Scan the records below for lines with the word "values", then state how many you find and nothing else.

■ **MATERIAL SUPPLIED**:
########################################
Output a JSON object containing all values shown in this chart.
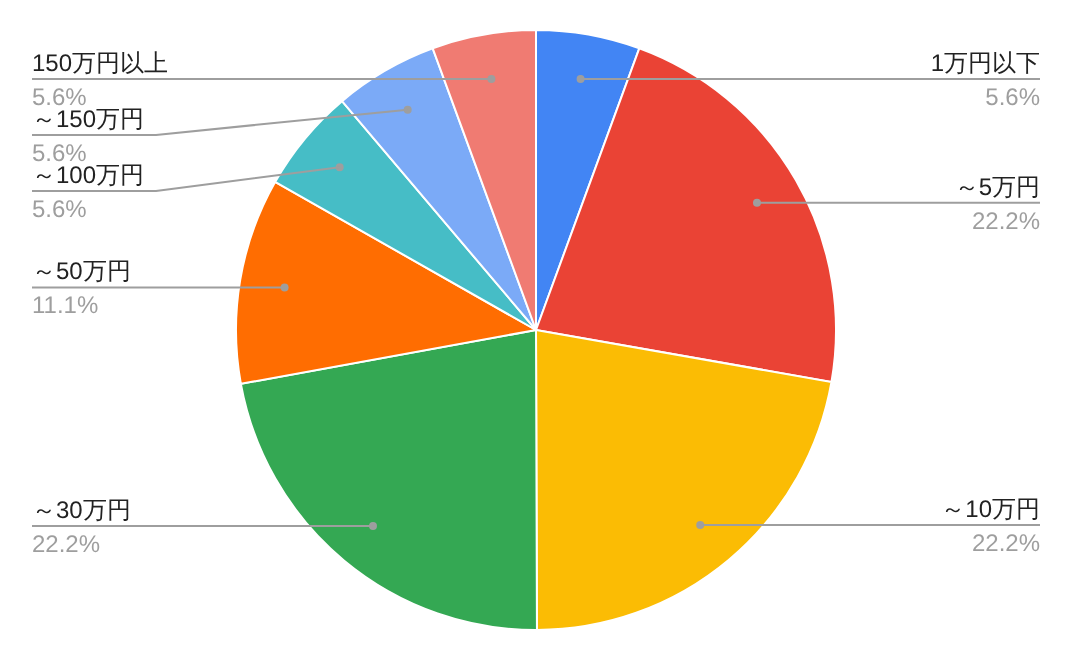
{
  "chart_data": {
    "type": "pie",
    "categories": [
      "1万円以下",
      "～5万円",
      "～10万円",
      "～30万円",
      "～50万円",
      "～100万円",
      "～150万円",
      "150万円以上"
    ],
    "values": [
      5.6,
      22.2,
      22.2,
      22.2,
      11.1,
      5.6,
      5.6,
      5.6
    ],
    "colors": [
      "#4285f4",
      "#ea4335",
      "#fbbc04",
      "#34a853",
      "#ff6d01",
      "#46bdc6",
      "#7baaf7",
      "#f07b72"
    ],
    "value_labels": [
      "5.6%",
      "22.2%",
      "22.2%",
      "22.2%",
      "11.1%",
      "5.6%",
      "5.6%",
      "5.6%"
    ]
  }
}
########################################
■ **ANSWER TO THIS EXERCISE**: 2